_CHALLENGE_: Restate the material word for word and leave out anything that is a picture.

— begin GIVEN DATA —

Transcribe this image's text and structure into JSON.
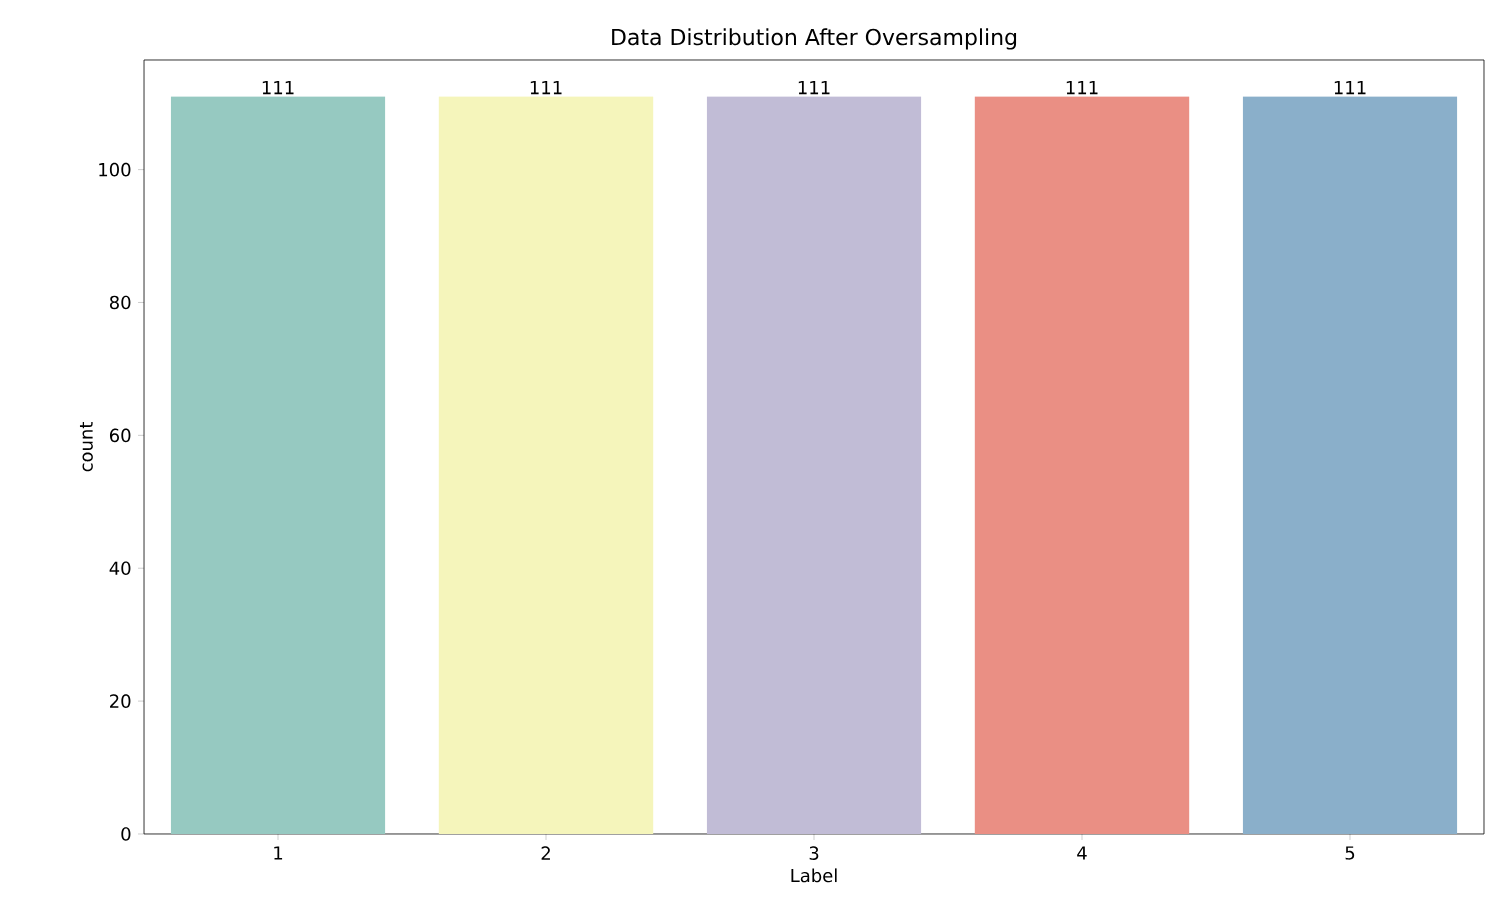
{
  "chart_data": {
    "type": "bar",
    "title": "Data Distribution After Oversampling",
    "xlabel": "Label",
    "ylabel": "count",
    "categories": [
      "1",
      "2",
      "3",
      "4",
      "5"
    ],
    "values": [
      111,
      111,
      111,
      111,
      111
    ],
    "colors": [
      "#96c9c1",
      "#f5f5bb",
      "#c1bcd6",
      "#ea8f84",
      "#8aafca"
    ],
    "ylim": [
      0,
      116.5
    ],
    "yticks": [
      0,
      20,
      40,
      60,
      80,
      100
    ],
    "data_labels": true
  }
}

— end GIVEN DATA —

_FINISHED TASK_:
Transcribe this image's text and structure into JSON.
{
  "chart_data": {
    "type": "bar",
    "title": "Data Distribution After Oversampling",
    "xlabel": "Label",
    "ylabel": "count",
    "categories": [
      "1",
      "2",
      "3",
      "4",
      "5"
    ],
    "values": [
      111,
      111,
      111,
      111,
      111
    ],
    "colors": [
      "#96c9c1",
      "#f5f5bb",
      "#c1bcd6",
      "#ea8f84",
      "#8aafca"
    ],
    "ylim": [
      0,
      116.5
    ],
    "yticks": [
      0,
      20,
      40,
      60,
      80,
      100
    ],
    "data_labels": true
  }
}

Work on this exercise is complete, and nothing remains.